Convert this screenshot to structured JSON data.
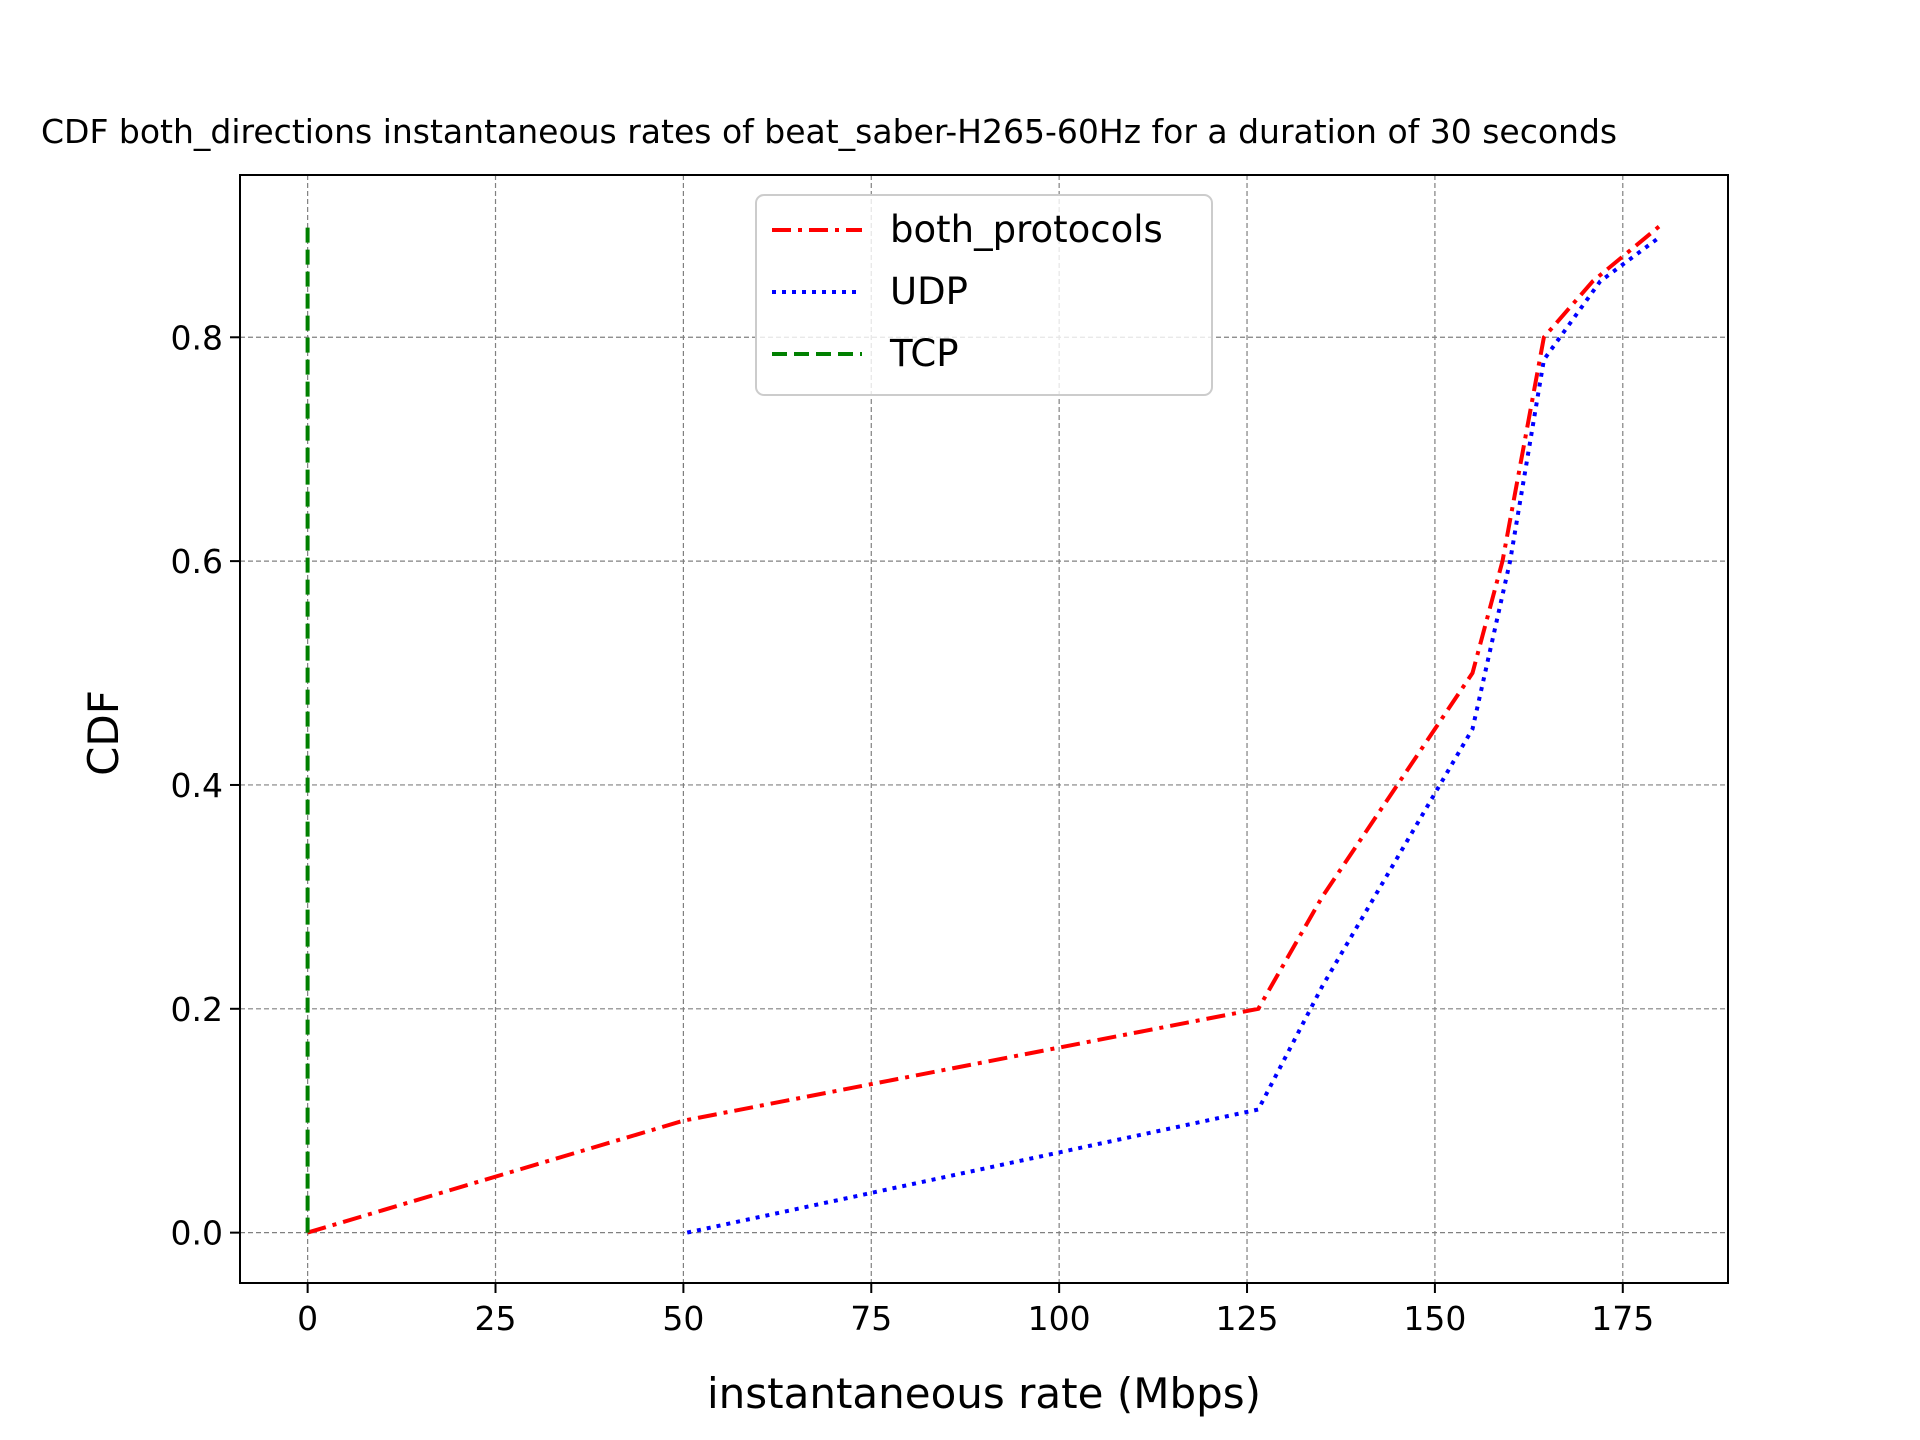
{
  "chart_data": {
    "type": "line",
    "title": "CDF both_directions instantaneous rates of beat_saber-H265-60Hz for a duration of 30 seconds",
    "xlabel": "instantaneous rate (Mbps)",
    "ylabel": "CDF",
    "xlim": [
      -9,
      189
    ],
    "ylim": [
      -0.045,
      0.945
    ],
    "xticks": [
      0,
      25,
      50,
      75,
      100,
      125,
      150,
      175
    ],
    "yticks": [
      0.0,
      0.2,
      0.4,
      0.6,
      0.8
    ],
    "xtick_labels": [
      "0",
      "25",
      "50",
      "75",
      "100",
      "125",
      "150",
      "175"
    ],
    "ytick_labels": [
      "0.0",
      "0.2",
      "0.4",
      "0.6",
      "0.8"
    ],
    "grid": true,
    "legend": "upper center",
    "series": [
      {
        "name": "both_protocols",
        "color": "#ff0000",
        "style": "dashdot",
        "x": [
          0,
          50,
          126.5,
          135,
          155,
          159,
          164.5,
          171,
          180
        ],
        "y": [
          0.0,
          0.1,
          0.2,
          0.3,
          0.5,
          0.6,
          0.8,
          0.85,
          0.9
        ]
      },
      {
        "name": "UDP",
        "color": "#0000ff",
        "style": "dotted",
        "x": [
          50.5,
          126.5,
          135,
          155,
          160,
          164.5,
          172,
          180
        ],
        "y": [
          0.0,
          0.11,
          0.22,
          0.45,
          0.6,
          0.78,
          0.85,
          0.89
        ]
      },
      {
        "name": "TCP",
        "color": "#008000",
        "style": "dashed",
        "x": [
          0,
          0
        ],
        "y": [
          0.0,
          0.9
        ]
      }
    ]
  }
}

**What the task requires**.
Collect each line containing the string "color".

**Expected answer**.
        "color": "#ff0000",
        "color": "#0000ff",
        "color": "#008000",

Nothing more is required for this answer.